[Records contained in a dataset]
☆ ☆ ☆ ☆
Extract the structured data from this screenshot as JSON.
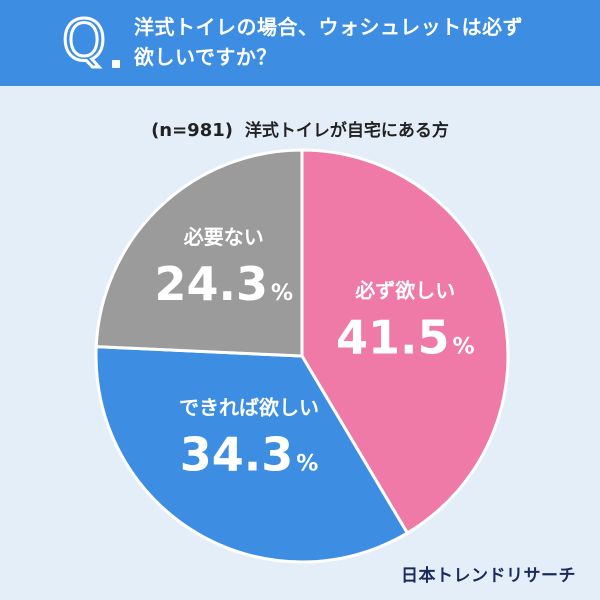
{
  "header": {
    "q_label": "Q",
    "question_line1": "洋式トイレの場合、ウォシュレットは必ず",
    "question_line2": "欲しいですか？"
  },
  "sample": {
    "n_label": "(n=981)",
    "subject": "洋式トイレが自宅にある方"
  },
  "logo": "日本トレンドリサーチ",
  "colors": {
    "header": "#3d8ee2",
    "pink": "#ef7aa8",
    "blue": "#3d8ee2",
    "gray": "#9b9b9b",
    "background": "#e4eef9"
  },
  "chart_data": {
    "type": "pie",
    "title": "",
    "slices": [
      {
        "label": "必ず欲しい",
        "value": 41.5,
        "display": "41.5",
        "unit": "%",
        "color": "#ef7aa8"
      },
      {
        "label": "できれば欲しい",
        "value": 34.3,
        "display": "34.3",
        "unit": "%",
        "color": "#3d8ee2"
      },
      {
        "label": "必要ない",
        "value": 24.3,
        "display": "24.3",
        "unit": "%",
        "color": "#9b9b9b"
      }
    ],
    "start_angle_deg": 0,
    "direction": "clockwise",
    "legend": "none"
  }
}
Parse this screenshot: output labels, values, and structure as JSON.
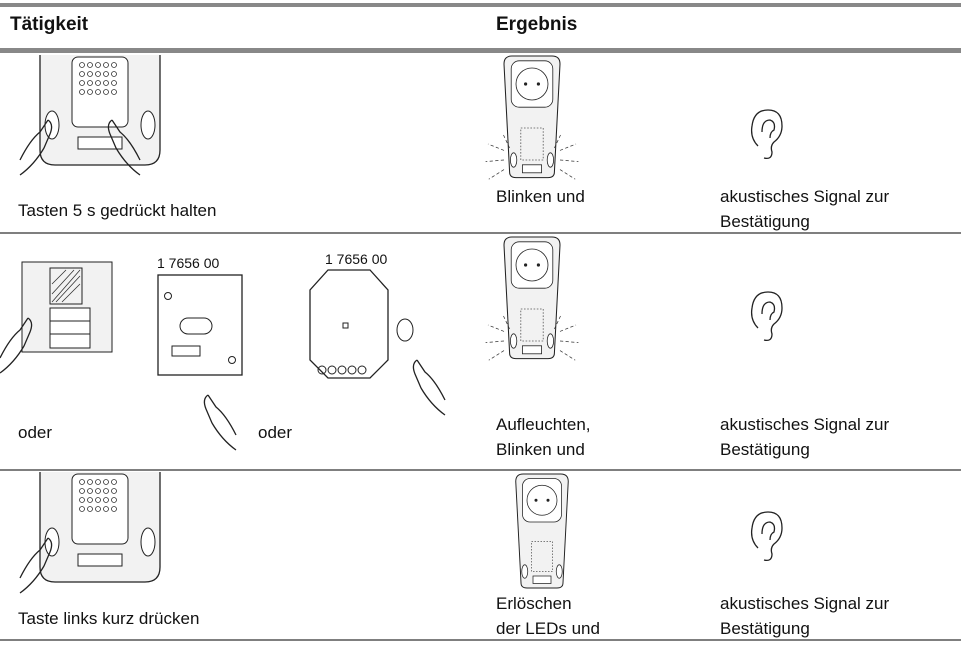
☆ ☆ ☆ ☆
• [Work to complete]:
Every record above should be transcribed exactly; the pictures stay out of the copy.

• [Correct response]:
Extract the structured data from this screenshot as JSON.
{
  "header": {
    "q_label": "Q",
    "question_line1": "洋式トイレの場合、ウォシュレットは必ず",
    "question_line2": "欲しいですか？"
  },
  "sample": {
    "n_label": "(n=981)",
    "subject": "洋式トイレが自宅にある方"
  },
  "logo": "日本トレンドリサーチ",
  "colors": {
    "header": "#3d8ee2",
    "pink": "#ef7aa8",
    "blue": "#3d8ee2",
    "gray": "#9b9b9b",
    "background": "#e4eef9"
  },
  "chart_data": {
    "type": "pie",
    "title": "",
    "slices": [
      {
        "label": "必ず欲しい",
        "value": 41.5,
        "display": "41.5",
        "unit": "%",
        "color": "#ef7aa8"
      },
      {
        "label": "できれば欲しい",
        "value": 34.3,
        "display": "34.3",
        "unit": "%",
        "color": "#3d8ee2"
      },
      {
        "label": "必要ない",
        "value": 24.3,
        "display": "24.3",
        "unit": "%",
        "color": "#9b9b9b"
      }
    ],
    "start_angle_deg": 0,
    "direction": "clockwise",
    "legend": "none"
  }
}
Parse this screenshot: output labels, values, and structure as JSON.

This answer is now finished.